§ Directions: Write out the stretch of the passage on genomic information from "Similarly, the bound" through "accumulate very fast.", word for word.

§ Study text:

============

Second, the generality of our definition allows proving a general bound on information accumulation rate. This turns out to be a factor N faster than the early bounds, but depends on selection on individual loci being weak. The bound relies on a measure of cost of selection that connects the genetic load and fitness variance (48) with the KL cost in control theory (30, 31), recently used in the context of artificial selection (32).

How much information can be maintained in the genome at a given cost remains an open problem, but we have discussed how this might scale with the population size and the mutation rate. The scaling in Eq. 19 generalizes a result by Watkins (5) for realistic populations with $N\mu <1$. Still, more work is needed to make claims about the information content of any real organism’s genome. Typical populations have $N_e/\mu$ much greater than the genome size, suggesting that the genome size or other factors are more limiting than Eq. 19. The maintenance can be made more difficult by linkage or epistasis, and parts of the genome are likely under strong selection which is more costly. Still, Eq. 19 suggests that, in theory, the genome could contain a substantial amount of information among weakly selected loci, for example, coding for polygenic traits. This is consistent with recent work (54) pointing out that mutation load does not pose severe limitations to the functional fraction of the human genome.

Similarly, the bound on accumulation rate in Eq. 10 hypothetically allows accumulation of information amounting to 10% of the human genome in about 10⁶ generations ($6\times {10}^8$ bits, assuming effective population size $N_e\approx {10}^4$, k = 2, and meager cost $\langle C\rangle \approx 0.03$ or relative fitness variance $\langle V\rangle \approx 0.018$ devoted to accumulation). But this is unlikely to have happened. Some selection was likely strong and more costly, and selection could have fluctuated, reversing previous adaptation. However, under the right conditions, information can accumulate very fast.

Our findings are complementary to the point raised by Kondrashov (41), that the survival of populations could be threatened by large numbers of weakly deleterious mutations (Ns < 1). While selection cannot purge them, it can perturb the allele frequency distribution of each by a small amount, and thus shift the distribution of higher-level traits very far from neutrality. This is similar to the resolution by Charlesworth (55). In fact, information accumulation and maintenance are most cost efficient in this regime. This does not mean that a genomic architecture, where most mutations operate at Ns < 1 and information is encoded among many weakly specified sites, would evolve as an adaptation to maximize information gain. Nevertheless, such an architecture might arise in multicellular organisms as a side effect of their small effective population sizes and long genomes (56, 57).

============

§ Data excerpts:
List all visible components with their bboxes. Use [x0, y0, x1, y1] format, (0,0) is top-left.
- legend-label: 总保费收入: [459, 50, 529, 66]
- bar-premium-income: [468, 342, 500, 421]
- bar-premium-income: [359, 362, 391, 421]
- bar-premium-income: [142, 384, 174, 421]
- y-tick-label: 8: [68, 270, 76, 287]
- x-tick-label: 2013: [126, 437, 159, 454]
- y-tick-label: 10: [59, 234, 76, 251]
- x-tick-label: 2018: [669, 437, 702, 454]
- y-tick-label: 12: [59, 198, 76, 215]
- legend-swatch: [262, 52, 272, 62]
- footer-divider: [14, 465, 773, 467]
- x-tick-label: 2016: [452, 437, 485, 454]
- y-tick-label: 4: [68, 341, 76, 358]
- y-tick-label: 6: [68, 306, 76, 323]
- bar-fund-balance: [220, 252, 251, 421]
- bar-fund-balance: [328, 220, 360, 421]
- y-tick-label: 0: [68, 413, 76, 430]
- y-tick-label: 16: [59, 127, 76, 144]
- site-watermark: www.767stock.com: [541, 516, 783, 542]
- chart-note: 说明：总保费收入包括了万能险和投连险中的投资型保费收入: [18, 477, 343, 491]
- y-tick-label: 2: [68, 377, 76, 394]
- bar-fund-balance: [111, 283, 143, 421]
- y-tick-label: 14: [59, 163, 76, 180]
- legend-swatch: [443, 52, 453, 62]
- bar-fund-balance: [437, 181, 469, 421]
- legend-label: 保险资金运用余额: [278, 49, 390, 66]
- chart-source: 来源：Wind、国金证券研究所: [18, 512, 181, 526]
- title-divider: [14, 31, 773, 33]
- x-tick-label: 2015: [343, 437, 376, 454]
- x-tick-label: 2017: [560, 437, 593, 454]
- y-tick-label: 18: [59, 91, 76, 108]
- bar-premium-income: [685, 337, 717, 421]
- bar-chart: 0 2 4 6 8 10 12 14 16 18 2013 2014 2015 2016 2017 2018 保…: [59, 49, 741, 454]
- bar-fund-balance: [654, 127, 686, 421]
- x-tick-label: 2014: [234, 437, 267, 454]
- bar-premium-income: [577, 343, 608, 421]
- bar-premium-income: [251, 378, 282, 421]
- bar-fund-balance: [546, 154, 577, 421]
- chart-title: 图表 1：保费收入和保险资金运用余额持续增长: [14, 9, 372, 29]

============

§ Expected answer:
Similarly, the bound on accumulation rate in Eq. 10 hypothetically allows accumulation of information amounting to 10% of the human genome in about 10⁶ generations ($6\times {10}^8$ bits, assuming effective population size $N_e\approx {10}^4$, k = 2, and meager cost $\langle C\rangle \approx 0.03$ or relative fitness variance $\langle V\rangle \approx 0.018$ devoted to accumulation). But this is unlikely to have happened. Some selection was likely strong and more costly, and selection could have fluctuated, reversing previous adaptation. However, under the right conditions, information can accumulate very fast.